Set task:
Would you repeat the listing exactly but omit every picture?

Rows:
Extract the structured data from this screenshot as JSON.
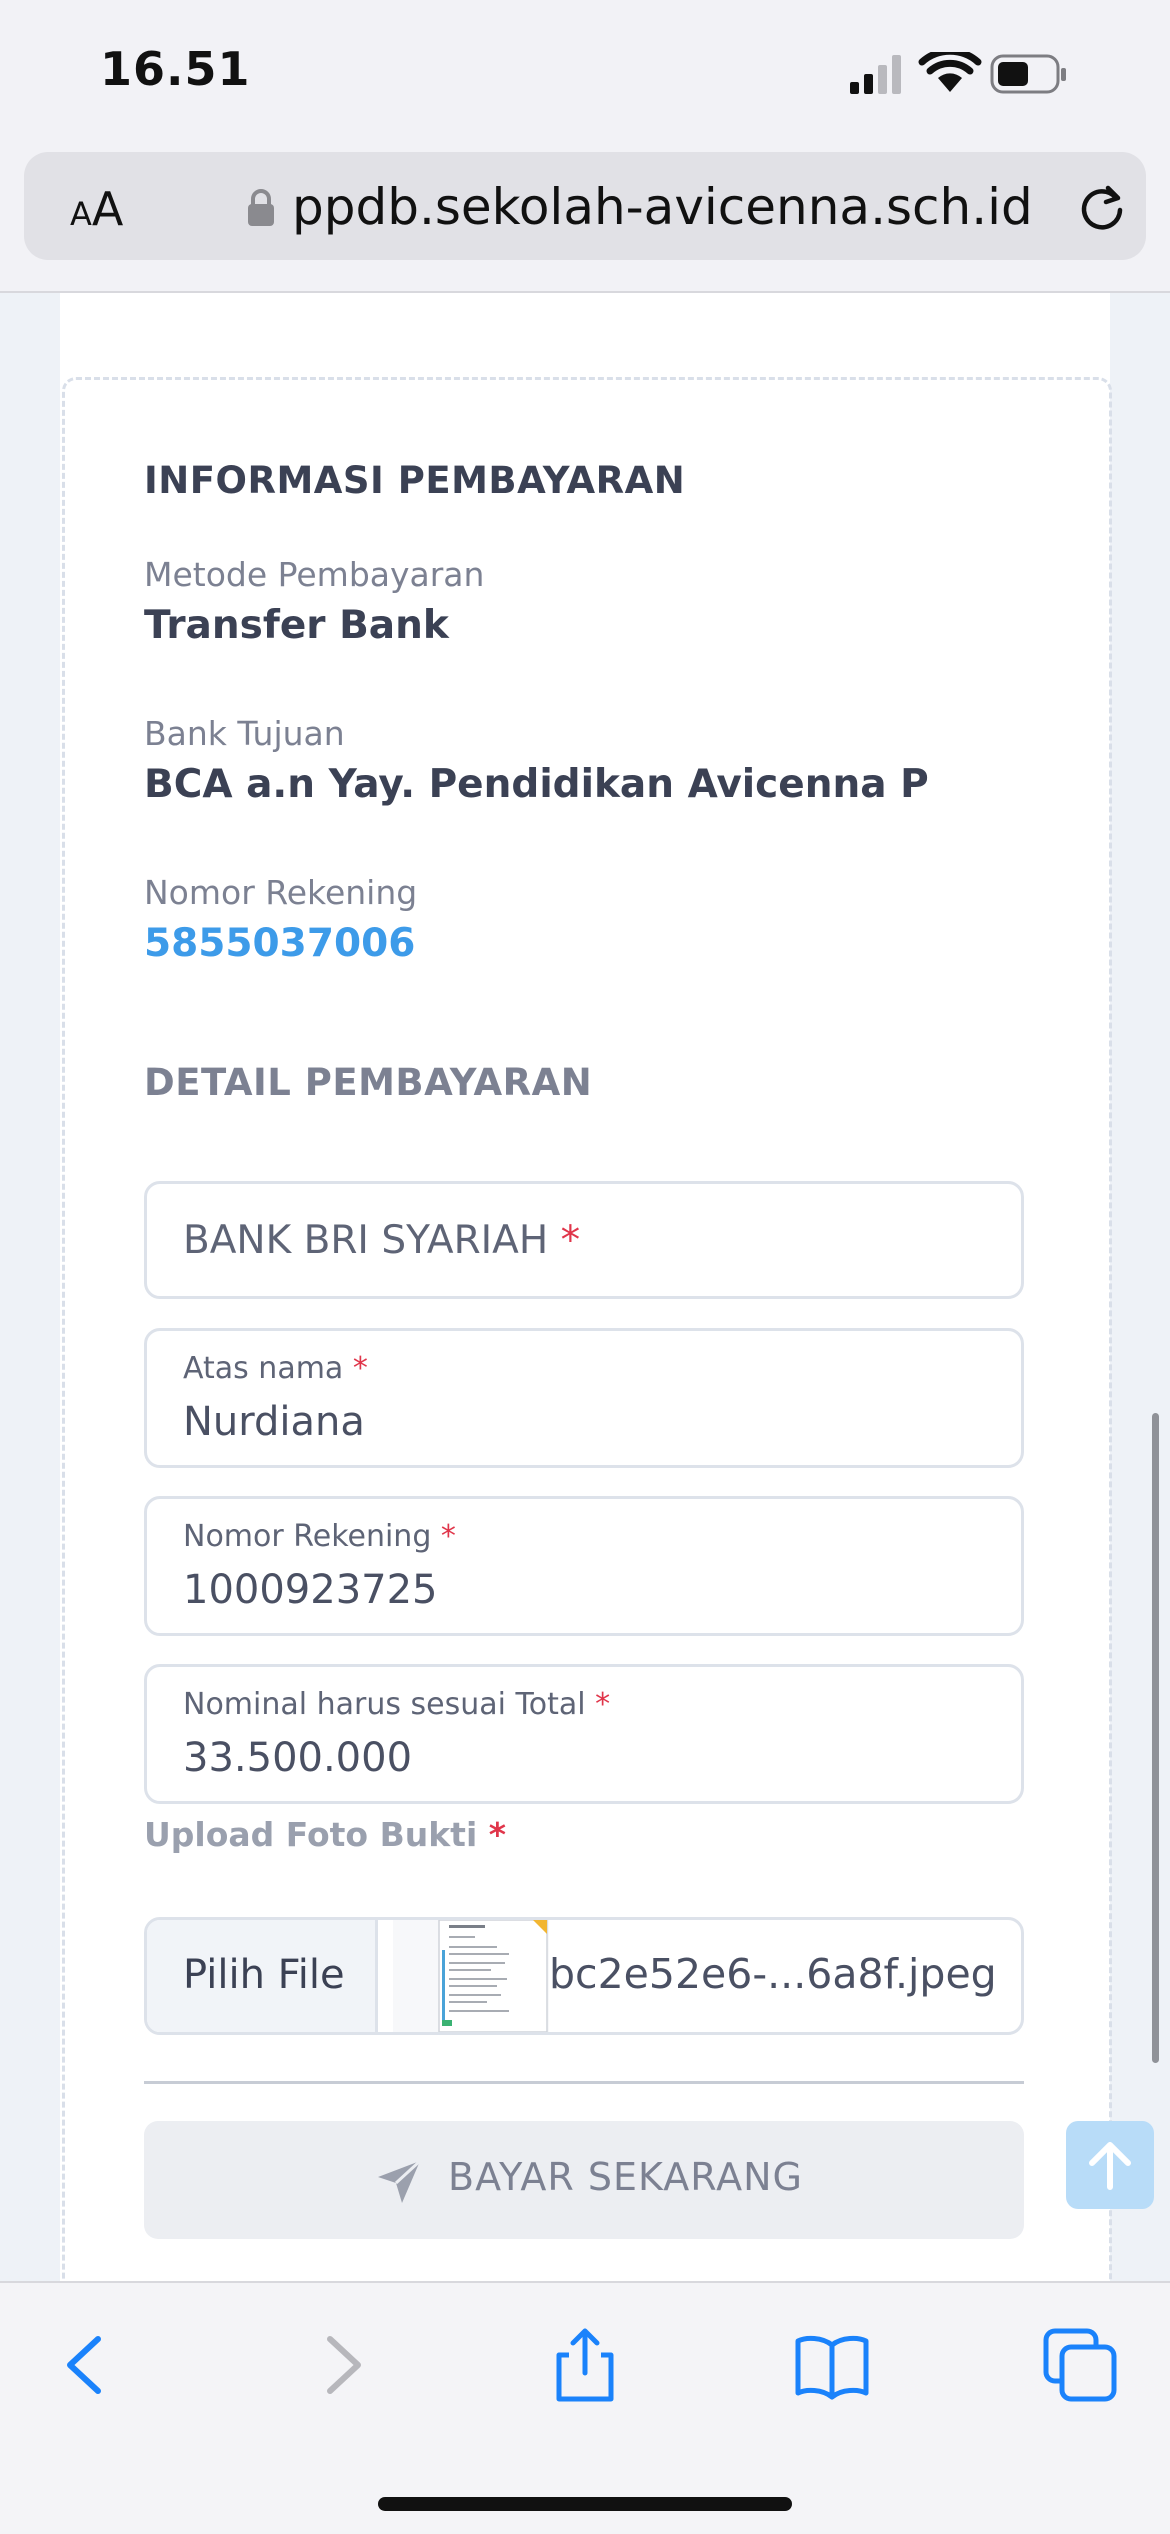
{
  "status_bar": {
    "time": "16.51"
  },
  "browser": {
    "text_size_label_small": "A",
    "text_size_label_large": "A",
    "url": "ppdb.sekolah-avicenna.sch.id"
  },
  "info": {
    "title": "INFORMASI PEMBAYARAN",
    "method_label": "Metode Pembayaran",
    "method_value": "Transfer Bank",
    "bank_label": "Bank Tujuan",
    "bank_value": "BCA a.n Yay. Pendidikan Avicenna P",
    "account_label": "Nomor Rekening",
    "account_value": "5855037006"
  },
  "detail": {
    "title": "DETAIL PEMBAYARAN",
    "bank_select": "BANK BRI SYARIAH",
    "name_label": "Atas nama",
    "name_value": "Nurdiana",
    "account_label": "Nomor Rekening",
    "account_value": "1000923725",
    "amount_label": "Nominal harus sesuai Total",
    "amount_value": "33.500.000",
    "required_mark": "*",
    "upload_label": "Upload Foto Bukti",
    "choose_file": "Pilih File",
    "file_name": "bc2e52e6-...6a8f.jpeg",
    "pay_button": "BAYAR SEKARANG"
  },
  "colors": {
    "accent_link": "#3d9be9",
    "required": "#e0354a",
    "ios_blue": "#1a82fb"
  },
  "icons": [
    "lock-icon",
    "reload-icon",
    "send-icon",
    "arrow-up-icon",
    "back-icon",
    "forward-icon",
    "share-icon",
    "bookmarks-icon",
    "tabs-icon"
  ]
}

Completed exercise:
Extract the structured data from this screenshot as JSON.
{
  "status_bar": {
    "time": "16.51"
  },
  "browser": {
    "text_size_label_small": "A",
    "text_size_label_large": "A",
    "url": "ppdb.sekolah-avicenna.sch.id"
  },
  "info": {
    "title": "INFORMASI PEMBAYARAN",
    "method_label": "Metode Pembayaran",
    "method_value": "Transfer Bank",
    "bank_label": "Bank Tujuan",
    "bank_value": "BCA a.n Yay. Pendidikan Avicenna P",
    "account_label": "Nomor Rekening",
    "account_value": "5855037006"
  },
  "detail": {
    "title": "DETAIL PEMBAYARAN",
    "bank_select": "BANK BRI SYARIAH",
    "name_label": "Atas nama",
    "name_value": "Nurdiana",
    "account_label": "Nomor Rekening",
    "account_value": "1000923725",
    "amount_label": "Nominal harus sesuai Total",
    "amount_value": "33.500.000",
    "required_mark": "*",
    "upload_label": "Upload Foto Bukti",
    "choose_file": "Pilih File",
    "file_name": "bc2e52e6-...6a8f.jpeg",
    "pay_button": "BAYAR SEKARANG"
  },
  "colors": {
    "accent_link": "#3d9be9",
    "required": "#e0354a",
    "ios_blue": "#1a82fb"
  },
  "icons": [
    "lock-icon",
    "reload-icon",
    "send-icon",
    "arrow-up-icon",
    "back-icon",
    "forward-icon",
    "share-icon",
    "bookmarks-icon",
    "tabs-icon"
  ]
}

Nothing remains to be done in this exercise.